Task brief. Repeat the listing that follows, character for character, minus the pictures.

Start Information provided

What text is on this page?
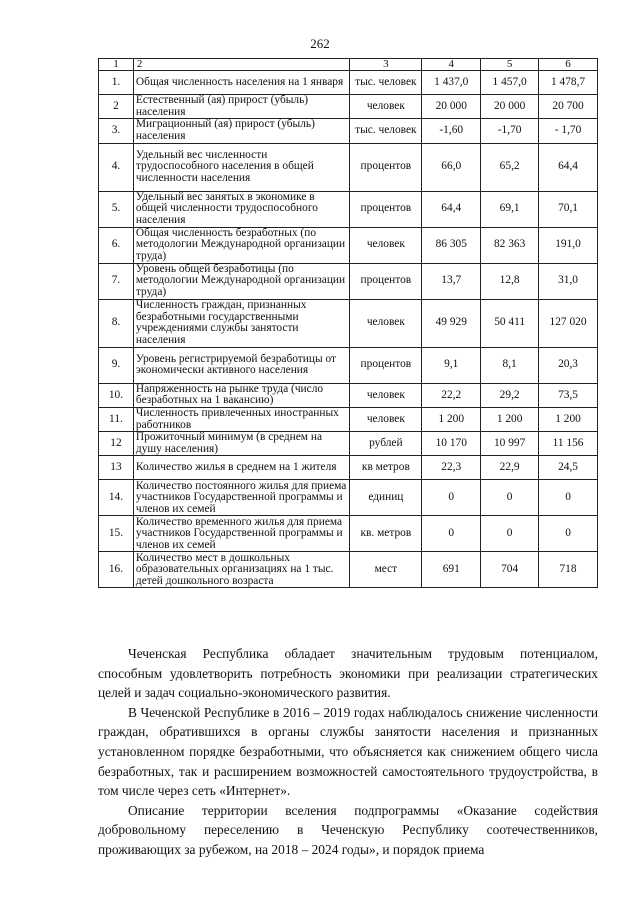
262
1	2	3	4	5	6
1.	Общая численность населения на 1 января	тыс. человек	1 437,0	1 457,0	1 478,7
2	Естественный (ая) прирост (убыль) населения	человек	20 000	20 000	20 700
3.	Миграционный (ая) прирост (убыль) населения	тыс. человек	-1,60	-1,70	- 1,70
4.	Удельный вес численности трудоспособного населения в общей численности населения	процентов	66,0	65,2	64,4
5.	Удельный вес занятых в экономике в общей численности трудоспособного населения	процентов	64,4	69,1	70,1
6.	Общая численность безработных (по методологии Международной организации труда)	человек	86 305	82 363	191,0
7.	Уровень общей безработицы (по методологии Международной организации труда)	процентов	13,7	12,8	31,0
8.	Численность граждан, признанных безработными государственными учреждениями службы занятости населения	человек	49 929	50 411	127 020
9.	Уровень регистрируемой безработицы от экономически активного населения	процентов	9,1	8,1	20,3
10.	Напряженность на рынке труда (число безработных на 1 вакансию)	человек	22,2	29,2	73,5
11.	Численность привлеченных иностранных работников	человек	1 200	1 200	1 200
12	Прожиточный минимум (в среднем на душу населения)	рублей	10 170	10 997	11 156
13	Количество жилья в среднем на 1 жителя	кв метров	22,3	22,9	24,5
14.	Количество постоянного жилья для приема участников Государственной программы и членов их семей	единиц	0	0	0
15.	Количество временного жилья для приема участников Государственной программы и членов их семей	кв. метров	0	0	0
16.	Количество мест в дошкольных образовательных организациях на 1 тыс. детей дошкольного возраста	мест	691	704	718

Чеченская Республика обладает значительным трудовым потенциалом, способным удовлетворить потребность экономики при реализации стратегических целей и задач социально-экономического развития.

В Чеченской Республике в 2016 – 2019 годах наблюдалось снижение численности граждан, обратившихся в органы службы занятости населения и признанных установленном порядке безработными, что объясняется как снижением общего числа безработных, так и расширением возможностей самостоятельного трудоустройства, в том числе через сеть «Интернет».

Описание территории вселения подпрограммы «Оказание содействия добровольному переселению в Чеченскую Республику соотечественников, проживающих за рубежом, на 2018 – 2024 годы», и порядок приема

End Information provided

Result.
What text is on this page?
262
1	2	3	4	5	6
1.	Общая численность населения на 1 января	тыс. человек	1 437,0	1 457,0	1 478,7
2	Естественный (ая) прирост (убыль) населения	человек	20 000	20 000	20 700
3.	Миграционный (ая) прирост (убыль) населения	тыс. человек	-1,60	-1,70	- 1,70
4.	Удельный вес численности трудоспособного населения в общей численности населения	процентов	66,0	65,2	64,4
5.	Удельный вес занятых в экономике в общей численности трудоспособного населения	процентов	64,4	69,1	70,1
6.	Общая численность безработных (по методологии Международной организации труда)	человек	86 305	82 363	191,0
7.	Уровень общей безработицы (по методологии Международной организации труда)	процентов	13,7	12,8	31,0
8.	Численность граждан, признанных безработными государственными учреждениями службы занятости населения	человек	49 929	50 411	127 020
9.	Уровень регистрируемой безработицы от экономически активного населения	процентов	9,1	8,1	20,3
10.	Напряженность на рынке труда (число безработных на 1 вакансию)	человек	22,2	29,2	73,5
11.	Численность привлеченных иностранных работников	человек	1 200	1 200	1 200
12	Прожиточный минимум (в среднем на душу населения)	рублей	10 170	10 997	11 156
13	Количество жилья в среднем на 1 жителя	кв метров	22,3	22,9	24,5
14.	Количество постоянного жилья для приема участников Государственной программы и членов их семей	единиц	0	0	0
15.	Количество временного жилья для приема участников Государственной программы и членов их семей	кв. метров	0	0	0
16.	Количество мест в дошкольных образовательных организациях на 1 тыс. детей дошкольного возраста	мест	691	704	718

Чеченская Республика обладает значительным трудовым потенциалом, способным удовлетворить потребность экономики при реализации стратегических целей и задач социально-экономического развития.

В Чеченской Республике в 2016 – 2019 годах наблюдалось снижение численности граждан, обратившихся в органы службы занятости населения и признанных установленном порядке безработными, что объясняется как снижением общего числа безработных, так и расширением возможностей самостоятельного трудоустройства, в том числе через сеть «Интернет».

Описание территории вселения подпрограммы «Оказание содействия добровольному переселению в Чеченскую Республику соотечественников, проживающих за рубежом, на 2018 – 2024 годы», и порядок приема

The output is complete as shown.